**ENTRIES SHOWN:**
◇ ◇ ◇ ◇ ◇ ◇ ◇
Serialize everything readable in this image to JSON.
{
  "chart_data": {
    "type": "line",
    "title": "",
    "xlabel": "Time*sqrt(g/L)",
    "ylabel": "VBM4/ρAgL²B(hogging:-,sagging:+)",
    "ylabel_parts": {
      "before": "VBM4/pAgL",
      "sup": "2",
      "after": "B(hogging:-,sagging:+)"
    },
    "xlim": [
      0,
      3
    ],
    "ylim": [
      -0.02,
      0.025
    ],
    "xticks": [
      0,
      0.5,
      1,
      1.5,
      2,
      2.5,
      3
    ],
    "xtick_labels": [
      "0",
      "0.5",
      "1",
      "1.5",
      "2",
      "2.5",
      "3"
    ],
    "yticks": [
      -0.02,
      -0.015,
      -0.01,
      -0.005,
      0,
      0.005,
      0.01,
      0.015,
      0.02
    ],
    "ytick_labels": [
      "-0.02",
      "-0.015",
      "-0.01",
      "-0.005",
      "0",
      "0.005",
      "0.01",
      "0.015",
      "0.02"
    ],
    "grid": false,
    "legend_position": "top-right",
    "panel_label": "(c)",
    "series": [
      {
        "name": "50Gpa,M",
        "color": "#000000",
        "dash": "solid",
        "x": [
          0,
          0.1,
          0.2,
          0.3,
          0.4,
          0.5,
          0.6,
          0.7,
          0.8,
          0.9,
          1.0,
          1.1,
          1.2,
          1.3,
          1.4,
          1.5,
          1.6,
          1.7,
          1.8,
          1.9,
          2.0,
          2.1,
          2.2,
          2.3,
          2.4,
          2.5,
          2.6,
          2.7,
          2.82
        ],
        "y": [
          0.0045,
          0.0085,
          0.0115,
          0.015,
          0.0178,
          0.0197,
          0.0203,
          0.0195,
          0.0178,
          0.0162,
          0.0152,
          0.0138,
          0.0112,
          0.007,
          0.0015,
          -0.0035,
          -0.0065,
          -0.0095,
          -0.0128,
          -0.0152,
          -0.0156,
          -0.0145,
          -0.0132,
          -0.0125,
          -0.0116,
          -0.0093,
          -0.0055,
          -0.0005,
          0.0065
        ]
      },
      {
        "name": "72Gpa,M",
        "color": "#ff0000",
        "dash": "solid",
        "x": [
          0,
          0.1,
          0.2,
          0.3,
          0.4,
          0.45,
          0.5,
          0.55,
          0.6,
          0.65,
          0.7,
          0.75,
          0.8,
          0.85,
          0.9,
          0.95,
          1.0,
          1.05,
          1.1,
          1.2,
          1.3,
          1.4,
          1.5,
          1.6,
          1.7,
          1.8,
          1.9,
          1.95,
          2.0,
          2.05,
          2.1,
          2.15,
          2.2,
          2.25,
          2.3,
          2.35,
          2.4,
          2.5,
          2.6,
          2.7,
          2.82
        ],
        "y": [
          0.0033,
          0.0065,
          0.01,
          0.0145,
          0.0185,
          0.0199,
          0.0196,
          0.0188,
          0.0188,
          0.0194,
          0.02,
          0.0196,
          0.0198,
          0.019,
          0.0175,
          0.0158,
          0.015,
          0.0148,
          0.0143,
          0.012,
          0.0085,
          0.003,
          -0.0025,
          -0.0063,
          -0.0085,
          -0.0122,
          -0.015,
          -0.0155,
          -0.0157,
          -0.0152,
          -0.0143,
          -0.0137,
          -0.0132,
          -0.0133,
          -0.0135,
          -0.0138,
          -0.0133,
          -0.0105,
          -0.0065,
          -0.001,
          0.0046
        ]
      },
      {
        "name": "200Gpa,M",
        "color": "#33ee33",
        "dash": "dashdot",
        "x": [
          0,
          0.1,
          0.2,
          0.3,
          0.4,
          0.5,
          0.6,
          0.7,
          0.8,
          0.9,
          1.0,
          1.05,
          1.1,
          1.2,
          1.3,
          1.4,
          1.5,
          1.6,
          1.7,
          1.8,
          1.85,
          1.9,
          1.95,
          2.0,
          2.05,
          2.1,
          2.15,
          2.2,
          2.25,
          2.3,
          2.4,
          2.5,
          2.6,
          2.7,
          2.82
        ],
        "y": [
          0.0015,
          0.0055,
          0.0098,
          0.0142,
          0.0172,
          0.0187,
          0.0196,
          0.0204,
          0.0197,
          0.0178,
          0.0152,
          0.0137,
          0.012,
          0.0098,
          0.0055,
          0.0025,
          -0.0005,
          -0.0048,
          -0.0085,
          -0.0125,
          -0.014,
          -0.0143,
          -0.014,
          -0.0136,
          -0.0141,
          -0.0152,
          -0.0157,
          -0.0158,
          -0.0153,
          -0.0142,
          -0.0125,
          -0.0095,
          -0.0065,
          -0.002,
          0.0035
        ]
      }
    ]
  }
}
◇ ◇ ◇ ◇ ◇ ◇ ◇
**REQUIREMENT:**
Transcribe the material above word for word.

**EXPECTED ANSWER:**
Serialize everything readable in this image to JSON.
{
  "chart_data": {
    "type": "line",
    "title": "",
    "xlabel": "Time*sqrt(g/L)",
    "ylabel": "VBM4/ρAgL²B(hogging:-,sagging:+)",
    "ylabel_parts": {
      "before": "VBM4/pAgL",
      "sup": "2",
      "after": "B(hogging:-,sagging:+)"
    },
    "xlim": [
      0,
      3
    ],
    "ylim": [
      -0.02,
      0.025
    ],
    "xticks": [
      0,
      0.5,
      1,
      1.5,
      2,
      2.5,
      3
    ],
    "xtick_labels": [
      "0",
      "0.5",
      "1",
      "1.5",
      "2",
      "2.5",
      "3"
    ],
    "yticks": [
      -0.02,
      -0.015,
      -0.01,
      -0.005,
      0,
      0.005,
      0.01,
      0.015,
      0.02
    ],
    "ytick_labels": [
      "-0.02",
      "-0.015",
      "-0.01",
      "-0.005",
      "0",
      "0.005",
      "0.01",
      "0.015",
      "0.02"
    ],
    "grid": false,
    "legend_position": "top-right",
    "panel_label": "(c)",
    "series": [
      {
        "name": "50Gpa,M",
        "color": "#000000",
        "dash": "solid",
        "x": [
          0,
          0.1,
          0.2,
          0.3,
          0.4,
          0.5,
          0.6,
          0.7,
          0.8,
          0.9,
          1.0,
          1.1,
          1.2,
          1.3,
          1.4,
          1.5,
          1.6,
          1.7,
          1.8,
          1.9,
          2.0,
          2.1,
          2.2,
          2.3,
          2.4,
          2.5,
          2.6,
          2.7,
          2.82
        ],
        "y": [
          0.0045,
          0.0085,
          0.0115,
          0.015,
          0.0178,
          0.0197,
          0.0203,
          0.0195,
          0.0178,
          0.0162,
          0.0152,
          0.0138,
          0.0112,
          0.007,
          0.0015,
          -0.0035,
          -0.0065,
          -0.0095,
          -0.0128,
          -0.0152,
          -0.0156,
          -0.0145,
          -0.0132,
          -0.0125,
          -0.0116,
          -0.0093,
          -0.0055,
          -0.0005,
          0.0065
        ]
      },
      {
        "name": "72Gpa,M",
        "color": "#ff0000",
        "dash": "solid",
        "x": [
          0,
          0.1,
          0.2,
          0.3,
          0.4,
          0.45,
          0.5,
          0.55,
          0.6,
          0.65,
          0.7,
          0.75,
          0.8,
          0.85,
          0.9,
          0.95,
          1.0,
          1.05,
          1.1,
          1.2,
          1.3,
          1.4,
          1.5,
          1.6,
          1.7,
          1.8,
          1.9,
          1.95,
          2.0,
          2.05,
          2.1,
          2.15,
          2.2,
          2.25,
          2.3,
          2.35,
          2.4,
          2.5,
          2.6,
          2.7,
          2.82
        ],
        "y": [
          0.0033,
          0.0065,
          0.01,
          0.0145,
          0.0185,
          0.0199,
          0.0196,
          0.0188,
          0.0188,
          0.0194,
          0.02,
          0.0196,
          0.0198,
          0.019,
          0.0175,
          0.0158,
          0.015,
          0.0148,
          0.0143,
          0.012,
          0.0085,
          0.003,
          -0.0025,
          -0.0063,
          -0.0085,
          -0.0122,
          -0.015,
          -0.0155,
          -0.0157,
          -0.0152,
          -0.0143,
          -0.0137,
          -0.0132,
          -0.0133,
          -0.0135,
          -0.0138,
          -0.0133,
          -0.0105,
          -0.0065,
          -0.001,
          0.0046
        ]
      },
      {
        "name": "200Gpa,M",
        "color": "#33ee33",
        "dash": "dashdot",
        "x": [
          0,
          0.1,
          0.2,
          0.3,
          0.4,
          0.5,
          0.6,
          0.7,
          0.8,
          0.9,
          1.0,
          1.05,
          1.1,
          1.2,
          1.3,
          1.4,
          1.5,
          1.6,
          1.7,
          1.8,
          1.85,
          1.9,
          1.95,
          2.0,
          2.05,
          2.1,
          2.15,
          2.2,
          2.25,
          2.3,
          2.4,
          2.5,
          2.6,
          2.7,
          2.82
        ],
        "y": [
          0.0015,
          0.0055,
          0.0098,
          0.0142,
          0.0172,
          0.0187,
          0.0196,
          0.0204,
          0.0197,
          0.0178,
          0.0152,
          0.0137,
          0.012,
          0.0098,
          0.0055,
          0.0025,
          -0.0005,
          -0.0048,
          -0.0085,
          -0.0125,
          -0.014,
          -0.0143,
          -0.014,
          -0.0136,
          -0.0141,
          -0.0152,
          -0.0157,
          -0.0158,
          -0.0153,
          -0.0142,
          -0.0125,
          -0.0095,
          -0.0065,
          -0.002,
          0.0035
        ]
      }
    ]
  }
}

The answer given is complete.